## Your task:
Find all the lines with "name" and gather them.
____
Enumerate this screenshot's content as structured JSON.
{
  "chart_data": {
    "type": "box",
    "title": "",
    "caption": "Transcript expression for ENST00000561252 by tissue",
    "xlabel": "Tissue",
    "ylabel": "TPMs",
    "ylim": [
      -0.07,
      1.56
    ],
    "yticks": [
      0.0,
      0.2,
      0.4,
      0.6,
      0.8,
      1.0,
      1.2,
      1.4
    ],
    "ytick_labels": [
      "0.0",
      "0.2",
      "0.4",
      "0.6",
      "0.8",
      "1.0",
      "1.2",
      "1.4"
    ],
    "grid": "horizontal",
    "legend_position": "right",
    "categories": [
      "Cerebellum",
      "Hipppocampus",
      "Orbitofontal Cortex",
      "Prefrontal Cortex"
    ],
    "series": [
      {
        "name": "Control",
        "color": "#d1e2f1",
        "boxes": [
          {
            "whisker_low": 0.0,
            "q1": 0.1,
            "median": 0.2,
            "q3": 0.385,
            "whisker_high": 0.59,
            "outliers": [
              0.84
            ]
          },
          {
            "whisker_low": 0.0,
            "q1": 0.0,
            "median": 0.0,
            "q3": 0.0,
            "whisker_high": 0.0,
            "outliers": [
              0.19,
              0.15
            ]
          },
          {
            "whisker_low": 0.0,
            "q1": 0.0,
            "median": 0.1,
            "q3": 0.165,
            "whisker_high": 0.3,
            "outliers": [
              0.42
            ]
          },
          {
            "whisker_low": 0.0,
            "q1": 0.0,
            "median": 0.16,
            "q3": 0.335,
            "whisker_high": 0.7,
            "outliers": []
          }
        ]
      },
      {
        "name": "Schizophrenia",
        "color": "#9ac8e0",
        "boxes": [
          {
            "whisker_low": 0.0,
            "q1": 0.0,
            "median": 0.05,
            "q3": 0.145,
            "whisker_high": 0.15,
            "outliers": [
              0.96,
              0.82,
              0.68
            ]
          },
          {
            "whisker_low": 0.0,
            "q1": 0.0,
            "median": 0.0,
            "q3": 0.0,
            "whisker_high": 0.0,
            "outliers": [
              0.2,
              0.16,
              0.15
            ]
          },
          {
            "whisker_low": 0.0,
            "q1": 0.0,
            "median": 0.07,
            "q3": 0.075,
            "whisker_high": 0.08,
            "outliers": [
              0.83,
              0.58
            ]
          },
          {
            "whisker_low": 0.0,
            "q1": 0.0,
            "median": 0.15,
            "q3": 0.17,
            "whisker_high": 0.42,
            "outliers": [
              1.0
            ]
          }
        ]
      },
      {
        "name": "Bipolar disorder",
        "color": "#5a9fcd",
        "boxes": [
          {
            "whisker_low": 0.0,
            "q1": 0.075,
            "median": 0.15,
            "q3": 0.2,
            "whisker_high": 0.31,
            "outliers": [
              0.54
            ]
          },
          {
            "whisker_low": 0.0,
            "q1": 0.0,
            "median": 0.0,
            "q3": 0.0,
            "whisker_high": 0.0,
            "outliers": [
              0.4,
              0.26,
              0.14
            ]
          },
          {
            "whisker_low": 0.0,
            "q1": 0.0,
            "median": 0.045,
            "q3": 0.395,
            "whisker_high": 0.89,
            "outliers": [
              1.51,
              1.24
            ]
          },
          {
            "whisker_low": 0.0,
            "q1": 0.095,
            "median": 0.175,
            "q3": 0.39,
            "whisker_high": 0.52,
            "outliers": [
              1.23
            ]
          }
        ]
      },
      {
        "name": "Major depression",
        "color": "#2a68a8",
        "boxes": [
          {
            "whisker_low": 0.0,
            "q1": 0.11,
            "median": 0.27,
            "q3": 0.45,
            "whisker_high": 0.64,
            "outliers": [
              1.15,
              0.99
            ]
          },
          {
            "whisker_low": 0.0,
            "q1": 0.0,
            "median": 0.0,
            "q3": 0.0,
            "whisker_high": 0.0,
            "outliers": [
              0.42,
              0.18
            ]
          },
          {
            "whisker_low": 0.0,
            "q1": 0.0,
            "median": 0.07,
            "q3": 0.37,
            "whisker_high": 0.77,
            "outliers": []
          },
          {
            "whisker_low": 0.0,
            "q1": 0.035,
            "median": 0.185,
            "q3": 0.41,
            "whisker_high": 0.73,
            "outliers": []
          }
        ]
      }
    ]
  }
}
____
## Task response:
        "name": "Control",
        "name": "Schizophrenia",
        "name": "Bipolar disorder",
        "name": "Major depression",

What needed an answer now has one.